[START Dataset rows]

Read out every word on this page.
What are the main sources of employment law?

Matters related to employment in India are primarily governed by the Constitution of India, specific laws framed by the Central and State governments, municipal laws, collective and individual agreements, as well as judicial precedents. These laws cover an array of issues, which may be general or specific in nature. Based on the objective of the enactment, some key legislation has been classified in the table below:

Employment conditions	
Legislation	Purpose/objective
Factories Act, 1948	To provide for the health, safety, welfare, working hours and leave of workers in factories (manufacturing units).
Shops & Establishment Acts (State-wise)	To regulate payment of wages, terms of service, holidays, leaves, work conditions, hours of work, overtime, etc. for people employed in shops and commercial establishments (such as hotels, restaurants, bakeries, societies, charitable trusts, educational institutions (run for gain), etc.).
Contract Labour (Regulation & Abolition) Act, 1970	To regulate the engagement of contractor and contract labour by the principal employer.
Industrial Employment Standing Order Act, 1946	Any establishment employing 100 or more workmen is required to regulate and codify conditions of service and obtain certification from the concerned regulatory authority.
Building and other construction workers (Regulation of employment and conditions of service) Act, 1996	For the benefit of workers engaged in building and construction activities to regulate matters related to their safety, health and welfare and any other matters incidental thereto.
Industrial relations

[END Dataset rows]

What the task asks: Recopy all the lines exactly as they appear.

Answer to the exercise:
Read out every word on this page.
What are the main sources of employment law?

Matters related to employment in India are primarily governed by the Constitution of India, specific laws framed by the Central and State governments, municipal laws, collective and individual agreements, as well as judicial precedents. These laws cover an array of issues, which may be general or specific in nature. Based on the objective of the enactment, some key legislation has been classified in the table below:

Employment conditions	
Legislation	Purpose/objective
Factories Act, 1948	To provide for the health, safety, welfare, working hours and leave of workers in factories (manufacturing units).
Shops & Establishment Acts (State-wise)	To regulate payment of wages, terms of service, holidays, leaves, work conditions, hours of work, overtime, etc. for people employed in shops and commercial establishments (such as hotels, restaurants, bakeries, societies, charitable trusts, educational institutions (run for gain), etc.).
Contract Labour (Regulation & Abolition) Act, 1970	To regulate the engagement of contractor and contract labour by the principal employer.
Industrial Employment Standing Order Act, 1946	Any establishment employing 100 or more workmen is required to regulate and codify conditions of service and obtain certification from the concerned regulatory authority.
Building and other construction workers (Regulation of employment and conditions of service) Act, 1996	For the benefit of workers engaged in building and construction activities to regulate matters related to their safety, health and welfare and any other matters incidental thereto.
Industrial relations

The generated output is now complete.